**Required work**
Look below for the line that contains "Type out the text in this image.", then quote it and all the lines after it, exactly, with the pictures left out.

** start of Records provided **

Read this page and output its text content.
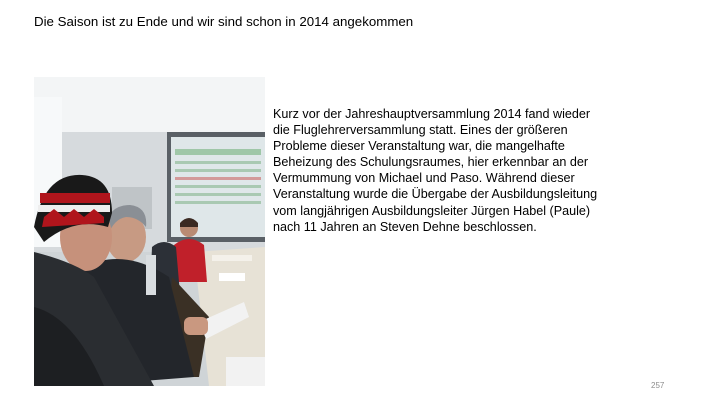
Die Saison ist zu Ende und wir sind schon in 2014 angekommen
Kurz vor der Jahreshauptversammlung 2014 fand wieder
die Fluglehrerversammlung statt. Eines der größeren
Probleme dieser Veranstaltung war, die mangelhafte
Beheizung des Schulungsraumes, hier erkennbar an der
Vermummung von Michael und Paso. Während dieser
Veranstaltung wurde die Übergabe der Ausbildungsleitung
vom langjährigen Ausbildungsleiter Jürgen Habel (Paule)
nach 11 Jahren an Steven Dehne beschlossen.
257
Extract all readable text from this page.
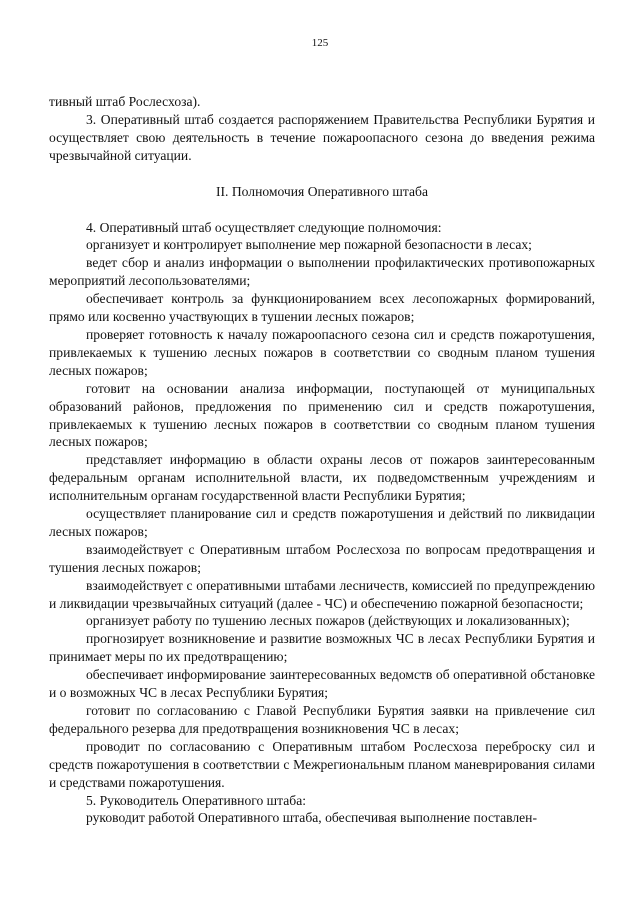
125

тивный штаб Рослесхоза).

3. Оперативный штаб создается распоряжением Правительства Республики Бурятия и осуществляет свою деятельность в течение пожароопасного сезона до введения режима чрезвычайной ситуации.

II. Полномочия Оперативного штаба

4. Оперативный штаб осуществляет следующие полномочия:

организует и контролирует выполнение мер пожарной безопасности в лесах;

ведет сбор и анализ информации о выполнении профилактических противопожарных мероприятий лесопользователями;

обеспечивает контроль за функционированием всех лесопожарных формирований, прямо или косвенно участвующих в тушении лесных пожаров;

проверяет готовность к началу пожароопасного сезона сил и средств пожаротушения, привлекаемых к тушению лесных пожаров в соответствии со сводным планом тушения лесных пожаров;

готовит на основании анализа информации, поступающей от муниципальных образований районов, предложения по применению сил и средств пожаротушения, привлекаемых к тушению лесных пожаров в соответствии со сводным планом тушения лесных пожаров;

представляет информацию в области охраны лесов от пожаров заинтересованным федеральным органам исполнительной власти, их подведомственным учреждениям и исполнительным органам государственной власти Республики Бурятия;

осуществляет планирование сил и средств пожаротушения и действий по ликвидации лесных пожаров;

взаимодействует с Оперативным штабом Рослесхоза по вопросам предотвращения и тушения лесных пожаров;

взаимодействует с оперативными штабами лесничеств, комиссией по предупреждению и ликвидации чрезвычайных ситуаций (далее - ЧС) и обеспечению пожарной безопасности;

организует работу по тушению лесных пожаров (действующих и локализованных);

прогнозирует возникновение и развитие возможных ЧС в лесах Республики Бурятия и принимает меры по их предотвращению;

обеспечивает информирование заинтересованных ведомств об оперативной обстановке и о возможных ЧС в лесах Республики Бурятия;

готовит по согласованию с Главой Республики Бурятия заявки на привлечение сил федерального резерва для предотвращения возникновения ЧС в лесах;

проводит по согласованию с Оперативным штабом Рослесхоза переброску сил и средств пожаротушения в соответствии с Межрегиональным планом маневрирования силами и средствами пожаротушения.

5. Руководитель Оперативного штаба:

руководит работой Оперативного штаба, обеспечивая выполнение поставлен-
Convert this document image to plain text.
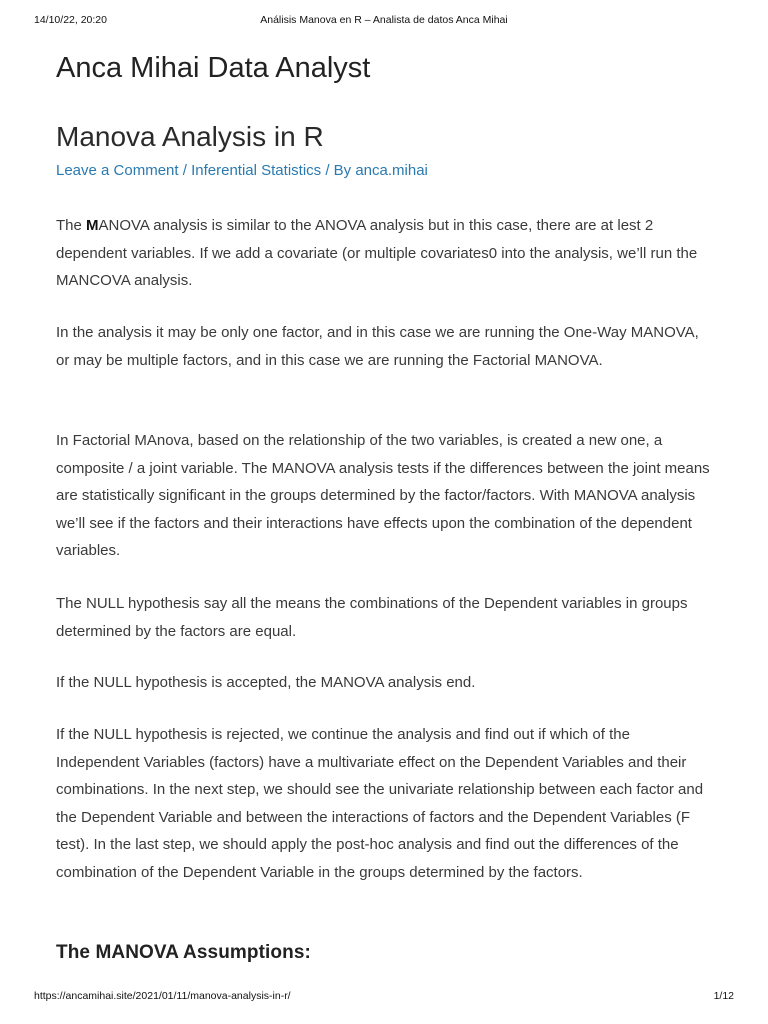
14/10/22, 20:20	Análisis Manova en R – Analista de datos Anca Mihai
Anca Mihai Data Analyst
Manova Analysis in R
Leave a Comment / Inferential Statistics / By anca.mihai

The MANOVA analysis is similar to the ANOVA analysis but in this case, there are at lest 2 dependent variables. If we add a covariate (or multiple covariates0 into the analysis, we’ll run the MANCOVA analysis.

In the analysis it may be only one factor, and in this case we are running the One-Way MANOVA, or may be multiple factors, and in this case we are running the Factorial MANOVA.

In Factorial MAnova, based on the relationship of the two variables, is created a new one, a composite / a joint variable. The MANOVA analysis tests if the differences between the joint means are statistically significant in the groups determined by the factor/factors. With MANOVA analysis we’ll see if the factors and their interactions have effects upon the combination of the dependent variables.

The NULL hypothesis say all the means the combinations of the Dependent variables in groups determined by the factors are equal.

If the NULL hypothesis is accepted, the MANOVA analysis end.

If the NULL hypothesis is rejected, we continue the analysis and find out if which of the Independent Variables (factors) have a multivariate effect on the Dependent Variables and their combinations. In the next step, we should see the univariate relationship between each factor and the Dependent Variable and between the interactions of factors and the Dependent Variables (F test). In the last step, we should apply the post-hoc analysis and find out the differences of the combination of the Dependent Variable in the groups determined by the factors.

The MANOVA Assumptions:
https://ancamihai.site/2021/01/11/manova-analysis-in-r/	1/12
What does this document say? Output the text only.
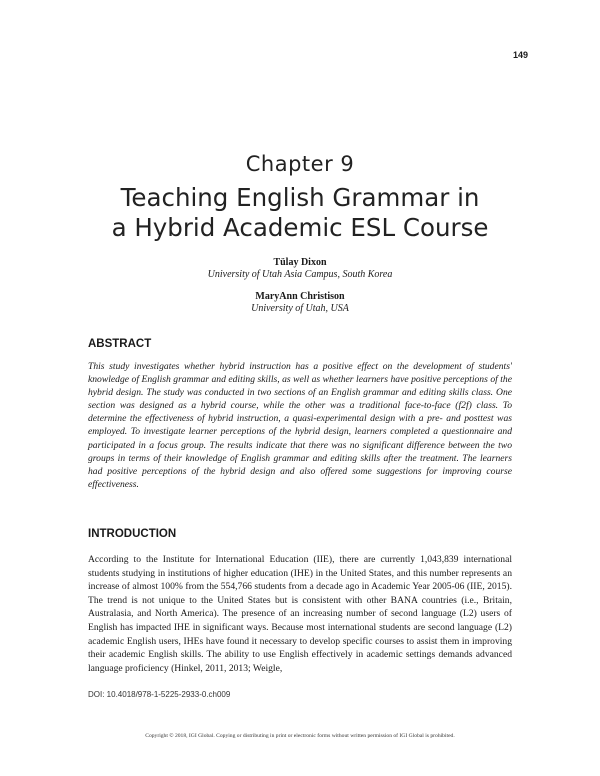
149
Chapter 9
Teaching English Grammar in
a Hybrid Academic ESL Course
Tülay Dixon
University of Utah Asia Campus, South Korea
MaryAnn Christison
University of Utah, USA
ABSTRACT
This study investigates whether hybrid instruction has a positive effect on the development of students' knowledge of English grammar and editing skills, as well as whether learners have positive perceptions of the hybrid design. The study was conducted in two sections of an English grammar and editing skills class. One section was designed as a hybrid course, while the other was a traditional face-to-face (f2f) class. To determine the effectiveness of hybrid instruction, a quasi-experimental design with a pre- and posttest was employed. To investigate learner perceptions of the hybrid design, learners completed a questionnaire and participated in a focus group. The results indicate that there was no significant difference between the two groups in terms of their knowledge of English grammar and editing skills after the treatment. The learners had positive perceptions of the hybrid design and also offered some suggestions for improving course effectiveness.
INTRODUCTION
According to the Institute for International Education (IIE), there are currently 1,043,839 international students studying in institutions of higher education (IHE) in the United States, and this number represents an increase of almost 100% from the 554,766 students from a decade ago in Academic Year 2005-06 (IIE, 2015). The trend is not unique to the United States but is consistent with other BANA countries (i.e., Britain, Australasia, and North America). The presence of an increasing number of second language (L2) users of English has impacted IHE in significant ways. Because most international students are second language (L2) academic English users, IHEs have found it necessary to develop specific courses to assist them in improving their academic English skills. The ability to use English effectively in academic settings demands advanced language proficiency (Hinkel, 2011, 2013; Weigle,
DOI: 10.4018/978-1-5225-2933-0.ch009
Copyright © 2018, IGI Global. Copying or distributing in print or electronic forms without written permission of IGI Global is prohibited.
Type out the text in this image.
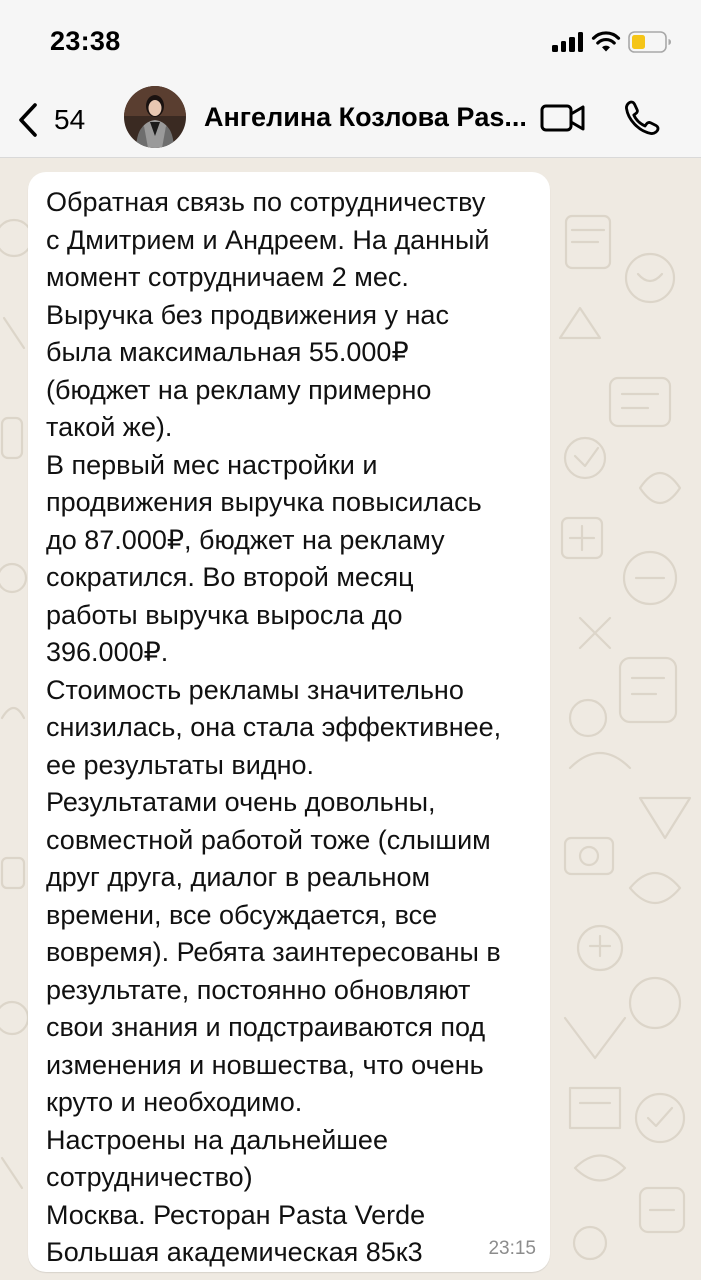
23:38
54	Ангелина Козлова Pas...

Обратная связь по сотрудничеству
с Дмитрием и Андреем. На данный
момент сотрудничаем 2 мес.
Выручка без продвижения у нас
была максимальная 55.000₽
(бюджет на рекламу примерно
такой же).
В первый мес настройки и
продвижения выручка повысилась
до 87.000₽, бюджет на рекламу
сократился. Во второй месяц
работы выручка выросла до
396.000₽.
Стоимость рекламы значительно
снизилась, она стала эффективнее,
ее результаты видно.
Результатами очень довольны,
совместной работой тоже (слышим
друг друга, диалог в реальном
времени, все обсуждается, все
вовремя). Ребята заинтересованы в
результате, постоянно обновляют
свои знания и подстраиваются под
изменения и новшества, что очень
круто и необходимо.
Настроены на дальнейшее
сотрудничество)
Москва. Ресторан Pasta Verde
Большая академическая 85к3	23:15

** end of Records provided **

**Answer in full**
Type out the text in this image.
23:38
54	Ангелина Козлова Pas...

Обратная связь по сотрудничеству
с Дмитрием и Андреем. На данный
момент сотрудничаем 2 мес.
Выручка без продвижения у нас
была максимальная 55.000₽
(бюджет на рекламу примерно
такой же).
В первый мес настройки и
продвижения выручка повысилась
до 87.000₽, бюджет на рекламу
сократился. Во второй месяц
работы выручка выросла до
396.000₽.
Стоимость рекламы значительно
снизилась, она стала эффективнее,
ее результаты видно.
Результатами очень довольны,
совместной работой тоже (слышим
друг друга, диалог в реальном
времени, все обсуждается, все
вовремя). Ребята заинтересованы в
результате, постоянно обновляют
свои знания и подстраиваются под
изменения и новшества, что очень
круто и необходимо.
Настроены на дальнейшее
сотрудничество)
Москва. Ресторан Pasta Verde
Большая академическая 85к3	23:15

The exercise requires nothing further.